### Provided information
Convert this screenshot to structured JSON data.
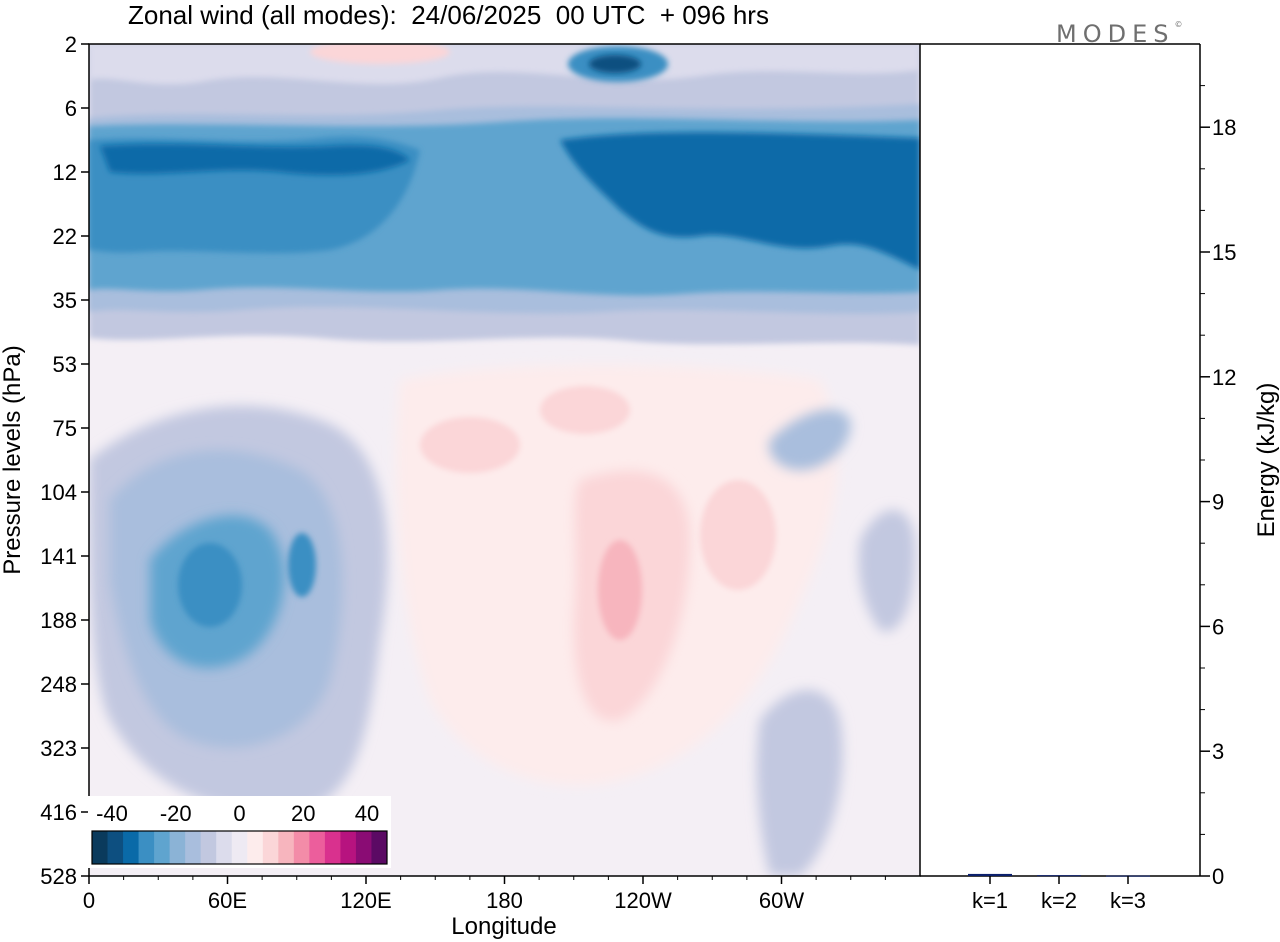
{
  "header": {
    "title": "Zonal wind (all modes):  24/06/2025  00 UTC  + 096 hrs",
    "brand": "MODES",
    "brand_mark": "©"
  },
  "chart_data": [
    {
      "type": "heatmap",
      "title": "Zonal wind (all modes):  24/06/2025  00 UTC  + 096 hrs",
      "xlabel": "Longitude",
      "ylabel": "Pressure levels (hPa)",
      "x_ticks": [
        "0",
        "60E",
        "120E",
        "180",
        "120W",
        "60W"
      ],
      "x_tick_degrees": [
        0,
        60,
        120,
        180,
        240,
        300
      ],
      "xlim": [
        0,
        360
      ],
      "y_ticks": [
        "2",
        "6",
        "12",
        "22",
        "35",
        "53",
        "75",
        "104",
        "141",
        "188",
        "248",
        "323",
        "416",
        "528"
      ],
      "y_scale": "pressure levels, top to bottom",
      "colorbar": {
        "labels": [
          "-40",
          "-20",
          "0",
          "20",
          "40"
        ],
        "colors": [
          "#0a3a5c",
          "#0d4f80",
          "#0a6aa8",
          "#3b8fc3",
          "#5fa4cf",
          "#8bb3d6",
          "#a9bedd",
          "#c2c8e0",
          "#dcdcec",
          "#eeeaf3",
          "#fdecec",
          "#fbd6d8",
          "#f7b5be",
          "#f38ca8",
          "#ec5e9c",
          "#d9318e",
          "#b7137f",
          "#8a0c74",
          "#5b0a64"
        ],
        "levels": [
          -45,
          -40,
          -35,
          -30,
          -25,
          -20,
          -15,
          -10,
          -5,
          0,
          5,
          10,
          15,
          20,
          25,
          30,
          35,
          40,
          45
        ]
      },
      "features": [
        {
          "name": "stratospheric easterly band",
          "lon_range": [
            0,
            360
          ],
          "level_range": [
            "6",
            "35"
          ],
          "value_range": [
            -35,
            -15
          ]
        },
        {
          "name": "easterly core",
          "lon_range": [
            210,
            240
          ],
          "level": "2",
          "value_range": [
            -35,
            -30
          ]
        },
        {
          "name": "upper tropospheric easterly jet",
          "lon_range": [
            30,
            110
          ],
          "level_range": [
            "104",
            "323"
          ],
          "value_range": [
            -30,
            -10
          ]
        },
        {
          "name": "westerly region",
          "lon_range": [
            150,
            310
          ],
          "level_range": [
            "75",
            "248"
          ],
          "value_range": [
            5,
            15
          ]
        }
      ]
    },
    {
      "type": "bar",
      "categories": [
        "k=1",
        "k=2",
        "k=3"
      ],
      "values": [
        0.05,
        0.02,
        0.01
      ],
      "ylabel": "Energy (kJ/kg)",
      "y_ticks": [
        0,
        3,
        6,
        9,
        12,
        15,
        18
      ],
      "ylim": [
        0,
        20
      ],
      "bar_color": "#0b1f6b"
    }
  ]
}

### Aim
Omit the pictures. Output every record above word for word.

### Task answer
Convert this screenshot to structured JSON data.
{
  "header": {
    "title": "Zonal wind (all modes):  24/06/2025  00 UTC  + 096 hrs",
    "brand": "MODES",
    "brand_mark": "©"
  },
  "chart_data": [
    {
      "type": "heatmap",
      "title": "Zonal wind (all modes):  24/06/2025  00 UTC  + 096 hrs",
      "xlabel": "Longitude",
      "ylabel": "Pressure levels (hPa)",
      "x_ticks": [
        "0",
        "60E",
        "120E",
        "180",
        "120W",
        "60W"
      ],
      "x_tick_degrees": [
        0,
        60,
        120,
        180,
        240,
        300
      ],
      "xlim": [
        0,
        360
      ],
      "y_ticks": [
        "2",
        "6",
        "12",
        "22",
        "35",
        "53",
        "75",
        "104",
        "141",
        "188",
        "248",
        "323",
        "416",
        "528"
      ],
      "y_scale": "pressure levels, top to bottom",
      "colorbar": {
        "labels": [
          "-40",
          "-20",
          "0",
          "20",
          "40"
        ],
        "colors": [
          "#0a3a5c",
          "#0d4f80",
          "#0a6aa8",
          "#3b8fc3",
          "#5fa4cf",
          "#8bb3d6",
          "#a9bedd",
          "#c2c8e0",
          "#dcdcec",
          "#eeeaf3",
          "#fdecec",
          "#fbd6d8",
          "#f7b5be",
          "#f38ca8",
          "#ec5e9c",
          "#d9318e",
          "#b7137f",
          "#8a0c74",
          "#5b0a64"
        ],
        "levels": [
          -45,
          -40,
          -35,
          -30,
          -25,
          -20,
          -15,
          -10,
          -5,
          0,
          5,
          10,
          15,
          20,
          25,
          30,
          35,
          40,
          45
        ]
      },
      "features": [
        {
          "name": "stratospheric easterly band",
          "lon_range": [
            0,
            360
          ],
          "level_range": [
            "6",
            "35"
          ],
          "value_range": [
            -35,
            -15
          ]
        },
        {
          "name": "easterly core",
          "lon_range": [
            210,
            240
          ],
          "level": "2",
          "value_range": [
            -35,
            -30
          ]
        },
        {
          "name": "upper tropospheric easterly jet",
          "lon_range": [
            30,
            110
          ],
          "level_range": [
            "104",
            "323"
          ],
          "value_range": [
            -30,
            -10
          ]
        },
        {
          "name": "westerly region",
          "lon_range": [
            150,
            310
          ],
          "level_range": [
            "75",
            "248"
          ],
          "value_range": [
            5,
            15
          ]
        }
      ]
    },
    {
      "type": "bar",
      "categories": [
        "k=1",
        "k=2",
        "k=3"
      ],
      "values": [
        0.05,
        0.02,
        0.01
      ],
      "ylabel": "Energy (kJ/kg)",
      "y_ticks": [
        0,
        3,
        6,
        9,
        12,
        15,
        18
      ],
      "ylim": [
        0,
        20
      ],
      "bar_color": "#0b1f6b"
    }
  ]
}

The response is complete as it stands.